── Data supplied
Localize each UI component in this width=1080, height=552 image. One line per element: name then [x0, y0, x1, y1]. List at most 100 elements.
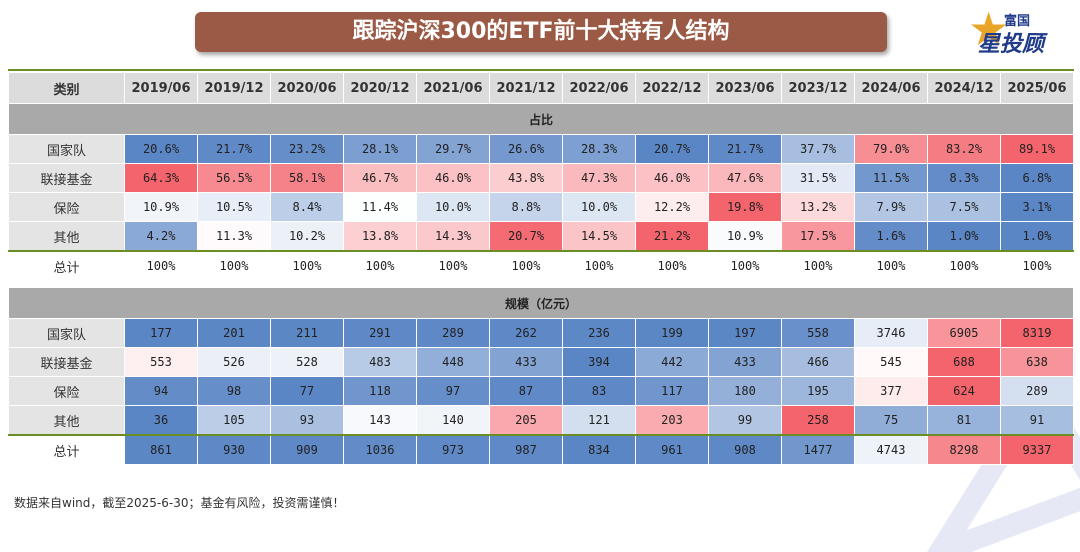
- table-cell: 21.7%: [197, 134, 271, 164]
- table-cell: 10.9%: [124, 192, 198, 222]
- table-row: 保险 10.9% 10.5% 8.4% 11.4% 10.0% 8.8% 10.0% 12.2%…: [8, 192, 1074, 222]
- row-label: 保险: [8, 376, 125, 406]
- column-header-period: 2019/12: [197, 72, 271, 104]
- table-cell: 466: [781, 347, 855, 377]
- table-cell: 448: [416, 347, 490, 377]
- total-row: 总计 861 930 909 1036 973 987 834 961 908 1477 4743 82…: [8, 434, 1074, 465]
- table-row: 联接基金 64.3% 56.5% 58.1% 46.7% 46.0% 43.8% 47.3% 4…: [8, 163, 1074, 193]
- table-cell: 21.7%: [708, 134, 782, 164]
- table-cell: 195: [781, 376, 855, 406]
- table-cell: 47.6%: [708, 163, 782, 193]
- logo-line2: 星投顾: [978, 32, 1045, 57]
- table-cell: 20.7%: [635, 134, 709, 164]
- table-cell: 100%: [343, 250, 417, 281]
- table-cell: 118: [343, 376, 417, 406]
- table-cell: 100%: [562, 250, 636, 281]
- table-cell: 99: [708, 405, 782, 436]
- table-cell: 1036: [343, 434, 417, 465]
- table-cell: 31.5%: [781, 163, 855, 193]
- table-cell: 46.0%: [416, 163, 490, 193]
- table-cell: 10.5%: [197, 192, 271, 222]
- table-cell: 201: [197, 318, 271, 348]
- table-cell: 394: [562, 347, 636, 377]
- table-cell: 117: [635, 376, 709, 406]
- column-header-period: 2021/12: [489, 72, 563, 104]
- table-cell: 58.1%: [270, 163, 344, 193]
- table-cell: 100%: [708, 250, 782, 281]
- table-cell: 100%: [416, 250, 490, 281]
- table-cell: 961: [635, 434, 709, 465]
- table-cell: 12.2%: [635, 192, 709, 222]
- table-cell: 433: [489, 347, 563, 377]
- table-cell: 526: [197, 347, 271, 377]
- table-cell: 10.0%: [416, 192, 490, 222]
- table-cell: 100%: [927, 250, 1001, 281]
- table-cell: 11.5%: [854, 163, 928, 193]
- table-row: 其他 36 105 93 143 140 205 121 203 99 258 75 81 91: [8, 405, 1074, 436]
- table-cell: 100%: [270, 250, 344, 281]
- table-cell: 83: [562, 376, 636, 406]
- table-cell: 13.2%: [781, 192, 855, 222]
- table-cell: 87: [489, 376, 563, 406]
- table-cell: 47.3%: [562, 163, 636, 193]
- star-icon: ★: [968, 2, 1010, 56]
- row-label: 保险: [8, 192, 125, 222]
- column-header-period: 2021/06: [416, 72, 490, 104]
- table-cell: 377: [854, 376, 928, 406]
- table-cell: 94: [124, 376, 198, 406]
- table-cell: 28.3%: [562, 134, 636, 164]
- column-header-category: 类别: [8, 72, 125, 104]
- page-title: 跟踪沪深300的ETF前十大持有人结构: [195, 12, 887, 52]
- table-cell: 7.5%: [927, 192, 1001, 222]
- logo-line1: 富国: [1004, 14, 1031, 29]
- table-cell: 4743: [854, 434, 928, 465]
- column-header-period: 2020/12: [343, 72, 417, 104]
- column-header-period: 2019/06: [124, 72, 198, 104]
- table-cell: 26.6%: [489, 134, 563, 164]
- row-label: 其他: [8, 221, 125, 252]
- table-cell: 528: [270, 347, 344, 377]
- table-cell: 37.7%: [781, 134, 855, 164]
- total-row: 总计 100% 100% 100% 100% 100% 100% 100% 100% 100% 10…: [8, 250, 1074, 281]
- table-cell: 100%: [781, 250, 855, 281]
- table-cell: 1.0%: [927, 221, 1001, 252]
- table-cell: 4.2%: [124, 221, 198, 252]
- table-cell: 987: [489, 434, 563, 465]
- table-cell: 10.0%: [562, 192, 636, 222]
- table-cell: 291: [343, 318, 417, 348]
- table-cell: 140: [416, 405, 490, 436]
- header-row: 类别 2019/06 2019/12 2020/06 2020/12 2021/06 202…: [8, 72, 1074, 104]
- table-cell: 81: [927, 405, 1001, 436]
- table-cell: 624: [927, 376, 1001, 406]
- table-cell: 29.7%: [416, 134, 490, 164]
- table-cell: 10.2%: [270, 221, 344, 252]
- table-cell: 100%: [1000, 250, 1074, 281]
- table-cell: 100%: [489, 250, 563, 281]
- table-cell: 9337: [1000, 434, 1074, 465]
- table-cell: 20.7%: [489, 221, 563, 252]
- gap-cell: [8, 280, 1074, 288]
- table-cell: 1477: [781, 434, 855, 465]
- table-cell: 203: [635, 405, 709, 436]
- row-label: 联接基金: [8, 163, 125, 193]
- table-cell: 553: [124, 347, 198, 377]
- table-cell: 14.5%: [562, 221, 636, 252]
- table-cell: 11.4%: [343, 192, 417, 222]
- table-cell: 7.9%: [854, 192, 928, 222]
- table-cell: 64.3%: [124, 163, 198, 193]
- table-cell: 258: [781, 405, 855, 436]
- table-cell: 56.5%: [197, 163, 271, 193]
- table-cell: 17.5%: [781, 221, 855, 252]
- table-cell: 205: [489, 405, 563, 436]
- table-cell: 46.7%: [343, 163, 417, 193]
- table-cell: 97: [416, 376, 490, 406]
- table-cell: 36: [124, 405, 198, 436]
- table-cell: 79.0%: [854, 134, 928, 164]
- row-label: 其他: [8, 405, 125, 436]
- row-label: 总计: [8, 250, 125, 281]
- table-cell: 834: [562, 434, 636, 465]
- table-cell: 8.3%: [927, 163, 1001, 193]
- column-header-period: 2025/06: [1000, 72, 1074, 104]
- table-cell: 10.9%: [708, 221, 782, 252]
- table-cell: 20.6%: [124, 134, 198, 164]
────
### Task description
Rewrite every line of the records with "table-cell" changed to "grid-cell" and everything else left as it is. Omit the pictures.

### Complete answer
Localize each UI component in this width=1080, height=552 image. One line per element: name then [x0, y0, x1, y1]. List at most 100 elements.
- grid-cell: 21.7%: [197, 134, 271, 164]
- grid-cell: 10.9%: [124, 192, 198, 222]
- table-row: 保险 10.9% 10.5% 8.4% 11.4% 10.0% 8.8% 10.0% 12.2%…: [8, 192, 1074, 222]
- row-label: 保险: [8, 376, 125, 406]
- column-header-period: 2019/12: [197, 72, 271, 104]
- grid-cell: 466: [781, 347, 855, 377]
- grid-cell: 448: [416, 347, 490, 377]
- total-row: 总计 861 930 909 1036 973 987 834 961 908 1477 4743 82…: [8, 434, 1074, 465]
- table-row: 联接基金 64.3% 56.5% 58.1% 46.7% 46.0% 43.8% 47.3% 4…: [8, 163, 1074, 193]
- grid-cell: 21.7%: [708, 134, 782, 164]
- grid-cell: 195: [781, 376, 855, 406]
- grid-cell: 47.6%: [708, 163, 782, 193]
- logo-line2: 星投顾: [978, 32, 1045, 57]
- grid-cell: 20.7%: [635, 134, 709, 164]
- grid-cell: 100%: [343, 250, 417, 281]
- grid-cell: 118: [343, 376, 417, 406]
- grid-cell: 100%: [562, 250, 636, 281]
- grid-cell: 99: [708, 405, 782, 436]
- grid-cell: 1036: [343, 434, 417, 465]
- grid-cell: 31.5%: [781, 163, 855, 193]
- grid-cell: 46.0%: [416, 163, 490, 193]
- grid-cell: 10.5%: [197, 192, 271, 222]
- grid-cell: 201: [197, 318, 271, 348]
- grid-cell: 394: [562, 347, 636, 377]
- grid-cell: 117: [635, 376, 709, 406]
- column-header-period: 2021/12: [489, 72, 563, 104]
- grid-cell: 58.1%: [270, 163, 344, 193]
- grid-cell: 100%: [708, 250, 782, 281]
- grid-cell: 100%: [416, 250, 490, 281]
- grid-cell: 961: [635, 434, 709, 465]
- grid-cell: 12.2%: [635, 192, 709, 222]
- grid-cell: 433: [489, 347, 563, 377]
- grid-cell: 526: [197, 347, 271, 377]
- grid-cell: 10.0%: [416, 192, 490, 222]
- grid-cell: 100%: [927, 250, 1001, 281]
- grid-cell: 11.5%: [854, 163, 928, 193]
- table-row: 其他 36 105 93 143 140 205 121 203 99 258 75 81 91: [8, 405, 1074, 436]
- grid-cell: 100%: [270, 250, 344, 281]
- grid-cell: 83: [562, 376, 636, 406]
- grid-cell: 13.2%: [781, 192, 855, 222]
- grid-cell: 87: [489, 376, 563, 406]
- grid-cell: 47.3%: [562, 163, 636, 193]
- star-icon: ★: [968, 2, 1010, 56]
- row-label: 保险: [8, 192, 125, 222]
- column-header-period: 2021/06: [416, 72, 490, 104]
- grid-cell: 377: [854, 376, 928, 406]
- grid-cell: 94: [124, 376, 198, 406]
- grid-cell: 28.3%: [562, 134, 636, 164]
- column-header-category: 类别: [8, 72, 125, 104]
- page-title: 跟踪沪深300的ETF前十大持有人结构: [195, 12, 887, 52]
- grid-cell: 7.5%: [927, 192, 1001, 222]
- logo-line1: 富国: [1004, 14, 1031, 29]
- grid-cell: 4743: [854, 434, 928, 465]
- column-header-period: 2020/12: [343, 72, 417, 104]
- column-header-period: 2019/06: [124, 72, 198, 104]
- grid-cell: 26.6%: [489, 134, 563, 164]
- row-label: 其他: [8, 221, 125, 252]
- grid-cell: 528: [270, 347, 344, 377]
- grid-cell: 37.7%: [781, 134, 855, 164]
- total-row: 总计 100% 100% 100% 100% 100% 100% 100% 100% 100% 10…: [8, 250, 1074, 281]
- grid-cell: 100%: [781, 250, 855, 281]
- grid-cell: 1.0%: [927, 221, 1001, 252]
- grid-cell: 4.2%: [124, 221, 198, 252]
- grid-cell: 987: [489, 434, 563, 465]
- grid-cell: 10.0%: [562, 192, 636, 222]
- grid-cell: 291: [343, 318, 417, 348]
- grid-cell: 140: [416, 405, 490, 436]
- header-row: 类别 2019/06 2019/12 2020/06 2020/12 2021/06 202…: [8, 72, 1074, 104]
- grid-cell: 81: [927, 405, 1001, 436]
- grid-cell: 624: [927, 376, 1001, 406]
- grid-cell: 29.7%: [416, 134, 490, 164]
- grid-cell: 10.2%: [270, 221, 344, 252]
- grid-cell: 100%: [1000, 250, 1074, 281]
- grid-cell: 100%: [489, 250, 563, 281]
- grid-cell: 9337: [1000, 434, 1074, 465]
- grid-cell: 20.7%: [489, 221, 563, 252]
- gap-cell: [8, 280, 1074, 288]
- grid-cell: 1477: [781, 434, 855, 465]
- grid-cell: 203: [635, 405, 709, 436]
- row-label: 联接基金: [8, 163, 125, 193]
- grid-cell: 553: [124, 347, 198, 377]
- grid-cell: 14.5%: [562, 221, 636, 252]
- grid-cell: 11.4%: [343, 192, 417, 222]
- grid-cell: 7.9%: [854, 192, 928, 222]
- grid-cell: 64.3%: [124, 163, 198, 193]
- grid-cell: 258: [781, 405, 855, 436]
- grid-cell: 56.5%: [197, 163, 271, 193]
- grid-cell: 17.5%: [781, 221, 855, 252]
- grid-cell: 205: [489, 405, 563, 436]
- grid-cell: 46.7%: [343, 163, 417, 193]
- grid-cell: 97: [416, 376, 490, 406]
- grid-cell: 36: [124, 405, 198, 436]
- grid-cell: 79.0%: [854, 134, 928, 164]
- row-label: 其他: [8, 405, 125, 436]
- row-label: 总计: [8, 250, 125, 281]
- grid-cell: 834: [562, 434, 636, 465]
- grid-cell: 8.3%: [927, 163, 1001, 193]
- column-header-period: 2025/06: [1000, 72, 1074, 104]
- grid-cell: 10.9%: [708, 221, 782, 252]
- grid-cell: 20.6%: [124, 134, 198, 164]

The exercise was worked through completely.